* **AIM OF THE TASK**
Transcribe each of the records below exactly, excluding all pictures.

* **MATERIAL TO PROCESS**
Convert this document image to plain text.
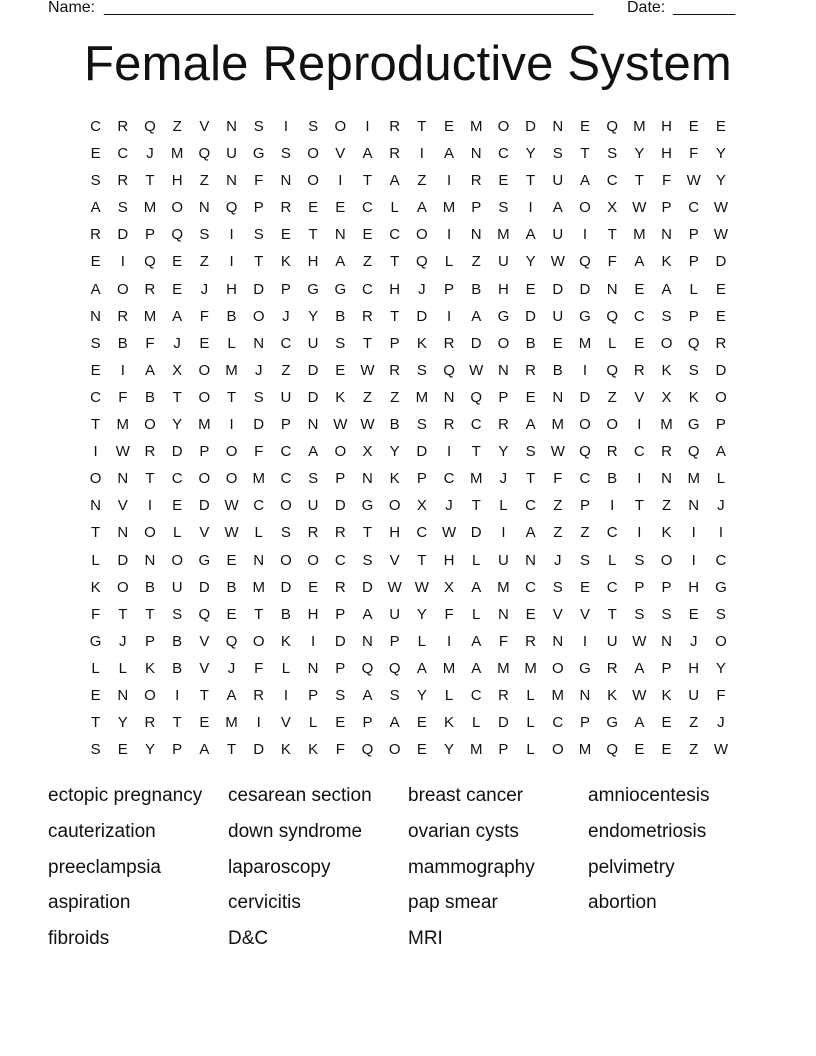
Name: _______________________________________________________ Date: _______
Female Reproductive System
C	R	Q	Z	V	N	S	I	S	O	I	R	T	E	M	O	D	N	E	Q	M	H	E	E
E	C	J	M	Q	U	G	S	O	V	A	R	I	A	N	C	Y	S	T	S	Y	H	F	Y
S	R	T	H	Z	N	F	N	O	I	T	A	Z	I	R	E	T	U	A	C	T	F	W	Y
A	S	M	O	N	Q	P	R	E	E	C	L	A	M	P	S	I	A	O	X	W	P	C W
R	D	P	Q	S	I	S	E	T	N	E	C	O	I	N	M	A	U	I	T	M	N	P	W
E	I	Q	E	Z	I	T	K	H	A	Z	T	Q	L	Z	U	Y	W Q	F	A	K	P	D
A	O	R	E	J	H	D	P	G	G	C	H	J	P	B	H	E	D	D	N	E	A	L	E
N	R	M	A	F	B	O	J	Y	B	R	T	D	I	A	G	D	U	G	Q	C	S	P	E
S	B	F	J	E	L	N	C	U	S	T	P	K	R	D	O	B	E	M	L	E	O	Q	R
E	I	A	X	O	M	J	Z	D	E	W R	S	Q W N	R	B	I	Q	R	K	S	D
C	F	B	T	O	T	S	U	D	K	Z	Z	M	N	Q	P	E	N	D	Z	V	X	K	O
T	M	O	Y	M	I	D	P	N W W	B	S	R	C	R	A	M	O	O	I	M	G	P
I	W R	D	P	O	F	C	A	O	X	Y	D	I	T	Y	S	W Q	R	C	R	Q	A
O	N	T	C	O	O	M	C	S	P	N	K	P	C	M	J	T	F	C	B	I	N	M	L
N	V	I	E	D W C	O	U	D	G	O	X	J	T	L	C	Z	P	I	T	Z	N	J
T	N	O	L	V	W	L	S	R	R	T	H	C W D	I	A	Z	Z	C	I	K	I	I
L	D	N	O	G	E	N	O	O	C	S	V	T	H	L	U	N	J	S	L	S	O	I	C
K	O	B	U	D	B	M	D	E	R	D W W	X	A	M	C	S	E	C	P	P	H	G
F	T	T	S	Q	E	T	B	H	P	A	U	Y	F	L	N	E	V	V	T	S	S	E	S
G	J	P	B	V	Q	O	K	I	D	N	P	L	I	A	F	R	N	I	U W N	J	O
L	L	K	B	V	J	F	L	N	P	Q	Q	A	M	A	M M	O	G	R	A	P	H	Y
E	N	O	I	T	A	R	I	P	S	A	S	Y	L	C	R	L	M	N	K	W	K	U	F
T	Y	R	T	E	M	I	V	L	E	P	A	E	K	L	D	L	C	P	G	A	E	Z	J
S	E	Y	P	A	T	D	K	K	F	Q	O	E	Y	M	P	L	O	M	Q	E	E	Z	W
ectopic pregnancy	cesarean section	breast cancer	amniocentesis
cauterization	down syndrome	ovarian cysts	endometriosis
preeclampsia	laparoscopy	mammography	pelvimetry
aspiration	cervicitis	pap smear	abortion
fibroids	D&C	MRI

* **EXERCISE RESPONSE**
Convert this document image to plain text.
Name: _______________________________________________________ Date: _______
Female Reproductive System
C	R	Q	Z	V	N	S	I	S	O	I	R	T	E	M	O	D	N	E	Q	M	H	E	E
E	C	J	M	Q	U	G	S	O	V	A	R	I	A	N	C	Y	S	T	S	Y	H	F	Y
S	R	T	H	Z	N	F	N	O	I	T	A	Z	I	R	E	T	U	A	C	T	F	W	Y
A	S	M	O	N	Q	P	R	E	E	C	L	A	M	P	S	I	A	O	X	W	P	C W
R	D	P	Q	S	I	S	E	T	N	E	C	O	I	N	M	A	U	I	T	M	N	P	W
E	I	Q	E	Z	I	T	K	H	A	Z	T	Q	L	Z	U	Y	W Q	F	A	K	P	D
A	O	R	E	J	H	D	P	G	G	C	H	J	P	B	H	E	D	D	N	E	A	L	E
N	R	M	A	F	B	O	J	Y	B	R	T	D	I	A	G	D	U	G	Q	C	S	P	E
S	B	F	J	E	L	N	C	U	S	T	P	K	R	D	O	B	E	M	L	E	O	Q	R
E	I	A	X	O	M	J	Z	D	E	W R	S	Q W N	R	B	I	Q	R	K	S	D
C	F	B	T	O	T	S	U	D	K	Z	Z	M	N	Q	P	E	N	D	Z	V	X	K	O
T	M	O	Y	M	I	D	P	N W W	B	S	R	C	R	A	M	O	O	I	M	G	P
I	W R	D	P	O	F	C	A	O	X	Y	D	I	T	Y	S	W Q	R	C	R	Q	A
O	N	T	C	O	O	M	C	S	P	N	K	P	C	M	J	T	F	C	B	I	N	M	L
N	V	I	E	D W C	O	U	D	G	O	X	J	T	L	C	Z	P	I	T	Z	N	J
T	N	O	L	V	W	L	S	R	R	T	H	C W D	I	A	Z	Z	C	I	K	I	I
L	D	N	O	G	E	N	O	O	C	S	V	T	H	L	U	N	J	S	L	S	O	I	C
K	O	B	U	D	B	M	D	E	R	D W W	X	A	M	C	S	E	C	P	P	H	G
F	T	T	S	Q	E	T	B	H	P	A	U	Y	F	L	N	E	V	V	T	S	S	E	S
G	J	P	B	V	Q	O	K	I	D	N	P	L	I	A	F	R	N	I	U W N	J	O
L	L	K	B	V	J	F	L	N	P	Q	Q	A	M	A	M M	O	G	R	A	P	H	Y
E	N	O	I	T	A	R	I	P	S	A	S	Y	L	C	R	L	M	N	K	W	K	U	F
T	Y	R	T	E	M	I	V	L	E	P	A	E	K	L	D	L	C	P	G	A	E	Z	J
S	E	Y	P	A	T	D	K	K	F	Q	O	E	Y	M	P	L	O	M	Q	E	E	Z	W
ectopic pregnancy	cesarean section	breast cancer	amniocentesis
cauterization	down syndrome	ovarian cysts	endometriosis
preeclampsia	laparoscopy	mammography	pelvimetry
aspiration	cervicitis	pap smear	abortion
fibroids	D&C	MRI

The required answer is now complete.